_Document section_
====

Close pairing of the moon and Venus before sunrise March 27 Read more

Tonight for March 26, 2014

Get up early on the morning of Thursday, March 27, and you’ll be rewarded with a picturesque view of the moon with planet Venus in the eastern sky. They’ll be worth getting up for – the brightest and second-brightest orbs of nighttime – near each other on the sky’s dome.

Of course, the moon and Venus aren’t really that close together in space. The moon lies about 1.2 light-seconds away while Venus right now lies some 6 light-minutes distant from Earth. Light travels at about 300,000 kilometers (186,000 miles) per second, or about 18,000,000 kilometers (or 11,000,000 miles) per minute. Or another way of looking at it, Venus is nearly 300 times farther away than the moon on the morning of March 27. And that is why Venus, a planet as large as Earth, appears as a point in our sky, while the moon, only a quarter of Earth’s size, looks like a round disk.

How far is a light-year?

Both of these worlds – the moon and Venus – shine by reflecting the light of the sun. Sunlight reflected by Venus’ cloud cover takes about 6 minutes to reach Earth, while the sunlight reflected from the moon’s surface takes only a little over one second to reach us.

There’s another reason to get up early tomorrow. Closely look at the waning crescent moon with the unaided eye or binoculars, and you’ll likely see earthshine: the faint glow of twice-reflected sunshine on the nighttime side of the moon.

====

_The data_
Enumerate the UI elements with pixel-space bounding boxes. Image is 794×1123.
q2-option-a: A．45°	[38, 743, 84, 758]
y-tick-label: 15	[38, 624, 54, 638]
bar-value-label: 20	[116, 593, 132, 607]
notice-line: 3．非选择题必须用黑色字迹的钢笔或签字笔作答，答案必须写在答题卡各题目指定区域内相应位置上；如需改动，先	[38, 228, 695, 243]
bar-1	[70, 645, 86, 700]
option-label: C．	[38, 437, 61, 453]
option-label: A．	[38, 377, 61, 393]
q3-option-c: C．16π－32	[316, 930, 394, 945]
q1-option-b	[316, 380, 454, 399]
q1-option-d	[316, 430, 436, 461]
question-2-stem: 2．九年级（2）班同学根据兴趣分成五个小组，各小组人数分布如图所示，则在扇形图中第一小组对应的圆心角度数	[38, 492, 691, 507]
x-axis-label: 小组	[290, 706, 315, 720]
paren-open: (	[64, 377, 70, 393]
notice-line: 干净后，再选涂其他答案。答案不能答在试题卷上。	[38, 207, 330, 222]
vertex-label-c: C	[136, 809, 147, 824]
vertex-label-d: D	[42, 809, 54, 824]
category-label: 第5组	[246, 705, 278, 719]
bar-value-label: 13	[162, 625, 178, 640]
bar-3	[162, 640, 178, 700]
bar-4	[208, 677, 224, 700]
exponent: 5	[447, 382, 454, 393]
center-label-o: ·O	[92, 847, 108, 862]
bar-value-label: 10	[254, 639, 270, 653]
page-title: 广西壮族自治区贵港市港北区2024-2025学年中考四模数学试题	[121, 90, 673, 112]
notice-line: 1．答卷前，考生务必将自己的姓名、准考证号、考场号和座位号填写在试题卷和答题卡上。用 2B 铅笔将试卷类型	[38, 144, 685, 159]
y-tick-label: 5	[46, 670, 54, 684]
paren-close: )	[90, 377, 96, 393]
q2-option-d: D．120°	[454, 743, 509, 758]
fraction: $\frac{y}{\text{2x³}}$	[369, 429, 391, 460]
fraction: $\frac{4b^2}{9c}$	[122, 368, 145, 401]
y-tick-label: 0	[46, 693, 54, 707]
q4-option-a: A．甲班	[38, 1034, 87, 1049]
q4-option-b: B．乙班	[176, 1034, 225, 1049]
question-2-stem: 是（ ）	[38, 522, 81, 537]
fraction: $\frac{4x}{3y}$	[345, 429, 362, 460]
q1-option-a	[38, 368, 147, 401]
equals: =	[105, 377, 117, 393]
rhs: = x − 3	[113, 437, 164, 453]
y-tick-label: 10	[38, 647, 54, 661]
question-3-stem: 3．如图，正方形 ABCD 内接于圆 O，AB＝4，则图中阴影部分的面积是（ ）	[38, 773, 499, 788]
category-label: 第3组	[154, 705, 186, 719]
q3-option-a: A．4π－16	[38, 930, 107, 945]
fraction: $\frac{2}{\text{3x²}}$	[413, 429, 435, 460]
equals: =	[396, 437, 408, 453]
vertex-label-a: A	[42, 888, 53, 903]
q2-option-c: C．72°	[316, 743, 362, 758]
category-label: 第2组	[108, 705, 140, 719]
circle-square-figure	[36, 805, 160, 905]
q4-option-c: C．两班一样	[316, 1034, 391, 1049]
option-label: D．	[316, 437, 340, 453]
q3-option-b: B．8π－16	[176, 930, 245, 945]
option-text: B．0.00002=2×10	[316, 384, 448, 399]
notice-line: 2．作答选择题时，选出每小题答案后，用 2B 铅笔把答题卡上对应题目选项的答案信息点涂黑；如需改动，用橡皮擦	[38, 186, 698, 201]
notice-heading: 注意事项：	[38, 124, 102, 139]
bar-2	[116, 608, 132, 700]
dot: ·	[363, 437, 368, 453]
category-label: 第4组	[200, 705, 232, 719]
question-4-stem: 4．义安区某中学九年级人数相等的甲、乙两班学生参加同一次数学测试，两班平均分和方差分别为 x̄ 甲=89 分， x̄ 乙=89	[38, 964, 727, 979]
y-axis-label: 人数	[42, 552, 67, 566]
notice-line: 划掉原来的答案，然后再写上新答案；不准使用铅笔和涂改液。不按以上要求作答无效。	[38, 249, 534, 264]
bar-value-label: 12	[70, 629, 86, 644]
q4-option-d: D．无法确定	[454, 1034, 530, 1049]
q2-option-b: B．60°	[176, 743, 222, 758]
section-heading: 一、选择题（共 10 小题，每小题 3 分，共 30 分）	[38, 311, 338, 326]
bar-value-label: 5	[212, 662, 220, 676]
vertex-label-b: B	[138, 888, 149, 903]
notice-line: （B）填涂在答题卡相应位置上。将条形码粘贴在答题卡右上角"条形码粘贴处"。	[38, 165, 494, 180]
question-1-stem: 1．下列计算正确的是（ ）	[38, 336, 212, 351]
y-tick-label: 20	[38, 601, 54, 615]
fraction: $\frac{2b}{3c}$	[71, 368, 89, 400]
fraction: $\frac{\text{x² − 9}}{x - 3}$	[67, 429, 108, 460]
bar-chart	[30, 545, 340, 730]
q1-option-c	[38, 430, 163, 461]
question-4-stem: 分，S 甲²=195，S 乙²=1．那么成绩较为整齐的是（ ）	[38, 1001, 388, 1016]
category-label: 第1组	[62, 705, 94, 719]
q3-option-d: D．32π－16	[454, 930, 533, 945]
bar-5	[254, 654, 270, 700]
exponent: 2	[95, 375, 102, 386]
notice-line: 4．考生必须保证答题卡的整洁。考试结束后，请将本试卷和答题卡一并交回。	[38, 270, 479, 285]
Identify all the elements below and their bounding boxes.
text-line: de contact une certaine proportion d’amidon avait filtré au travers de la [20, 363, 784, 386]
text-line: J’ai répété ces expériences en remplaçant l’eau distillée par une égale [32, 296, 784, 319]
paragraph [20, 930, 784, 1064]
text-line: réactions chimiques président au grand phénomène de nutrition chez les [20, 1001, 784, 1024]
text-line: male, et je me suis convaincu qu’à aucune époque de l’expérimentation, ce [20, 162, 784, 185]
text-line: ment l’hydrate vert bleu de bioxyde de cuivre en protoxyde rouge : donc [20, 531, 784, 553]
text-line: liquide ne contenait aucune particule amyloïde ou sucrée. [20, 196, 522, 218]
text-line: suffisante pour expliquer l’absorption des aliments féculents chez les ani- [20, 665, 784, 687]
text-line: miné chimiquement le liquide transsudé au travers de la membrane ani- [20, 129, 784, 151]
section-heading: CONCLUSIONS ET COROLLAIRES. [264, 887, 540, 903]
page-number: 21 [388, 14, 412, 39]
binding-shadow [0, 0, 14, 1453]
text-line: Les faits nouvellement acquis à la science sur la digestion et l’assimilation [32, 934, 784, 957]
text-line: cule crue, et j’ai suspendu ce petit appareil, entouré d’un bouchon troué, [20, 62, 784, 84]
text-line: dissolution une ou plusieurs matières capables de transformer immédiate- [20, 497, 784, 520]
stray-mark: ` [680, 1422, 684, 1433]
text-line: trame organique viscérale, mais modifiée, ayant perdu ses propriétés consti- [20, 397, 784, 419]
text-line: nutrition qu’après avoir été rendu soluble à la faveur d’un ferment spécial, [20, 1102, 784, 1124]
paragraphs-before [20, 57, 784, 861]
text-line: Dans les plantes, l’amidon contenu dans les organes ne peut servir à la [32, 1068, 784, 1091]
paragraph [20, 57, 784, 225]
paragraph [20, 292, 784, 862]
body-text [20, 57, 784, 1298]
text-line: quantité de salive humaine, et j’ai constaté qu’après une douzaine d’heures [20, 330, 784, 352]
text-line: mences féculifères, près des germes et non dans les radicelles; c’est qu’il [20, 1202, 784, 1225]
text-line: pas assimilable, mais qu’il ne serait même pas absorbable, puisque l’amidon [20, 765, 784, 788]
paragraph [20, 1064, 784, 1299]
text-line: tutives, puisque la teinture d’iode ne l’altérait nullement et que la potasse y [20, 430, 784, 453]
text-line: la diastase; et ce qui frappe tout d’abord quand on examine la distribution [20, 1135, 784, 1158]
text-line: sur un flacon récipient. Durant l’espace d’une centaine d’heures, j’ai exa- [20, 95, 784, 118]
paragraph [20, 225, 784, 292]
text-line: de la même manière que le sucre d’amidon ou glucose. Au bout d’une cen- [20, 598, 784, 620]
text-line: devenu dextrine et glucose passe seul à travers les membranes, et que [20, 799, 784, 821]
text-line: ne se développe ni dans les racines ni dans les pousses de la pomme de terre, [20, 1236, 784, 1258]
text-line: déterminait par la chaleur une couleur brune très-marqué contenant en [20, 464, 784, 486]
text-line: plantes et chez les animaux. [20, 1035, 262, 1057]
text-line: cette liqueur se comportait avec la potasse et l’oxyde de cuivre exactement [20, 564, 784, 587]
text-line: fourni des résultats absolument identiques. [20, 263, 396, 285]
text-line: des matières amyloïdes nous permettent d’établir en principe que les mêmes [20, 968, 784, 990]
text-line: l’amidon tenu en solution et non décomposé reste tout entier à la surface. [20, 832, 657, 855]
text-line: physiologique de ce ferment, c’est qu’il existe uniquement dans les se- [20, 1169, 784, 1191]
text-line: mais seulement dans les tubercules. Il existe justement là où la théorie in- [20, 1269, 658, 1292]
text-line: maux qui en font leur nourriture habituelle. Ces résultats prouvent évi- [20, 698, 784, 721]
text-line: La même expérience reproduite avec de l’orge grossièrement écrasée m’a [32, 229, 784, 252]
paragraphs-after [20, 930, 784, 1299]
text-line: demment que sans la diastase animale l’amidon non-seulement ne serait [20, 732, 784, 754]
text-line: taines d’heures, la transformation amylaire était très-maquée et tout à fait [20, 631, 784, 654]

====

_Your task_
Extract the full article about the moon and Venus before sunrise, word for word. The records were taken from a different source than the article.

_Task result_
Close pairing of the moon and Venus before sunrise March 27 Read more

Tonight for March 26, 2014

Get up early on the morning of Thursday, March 27, and you’ll be rewarded with a picturesque view of the moon with planet Venus in the eastern sky. They’ll be worth getting up for – the brightest and second-brightest orbs of nighttime – near each other on the sky’s dome.

Of course, the moon and Venus aren’t really that close together in space. The moon lies about 1.2 light-seconds away while Venus right now lies some 6 light-minutes distant from Earth. Light travels at about 300,000 kilometers (186,000 miles) per second, or about 18,000,000 kilometers (or 11,000,000 miles) per minute. Or another way of looking at it, Venus is nearly 300 times farther away than the moon on the morning of March 27. And that is why Venus, a planet as large as Earth, appears as a point in our sky, while the moon, only a quarter of Earth’s size, looks like a round disk.

How far is a light-year?

Both of these worlds – the moon and Venus – shine by reflecting the light of the sun. Sunlight reflected by Venus’ cloud cover takes about 6 minutes to reach Earth, while the sunlight reflected from the moon’s surface takes only a little over one second to reach us.

There’s another reason to get up early tomorrow. Closely look at the waning crescent moon with the unaided eye or binoculars, and you’ll likely see earthshine: the faint glow of twice-reflected sunshine on the nighttime side of the moon.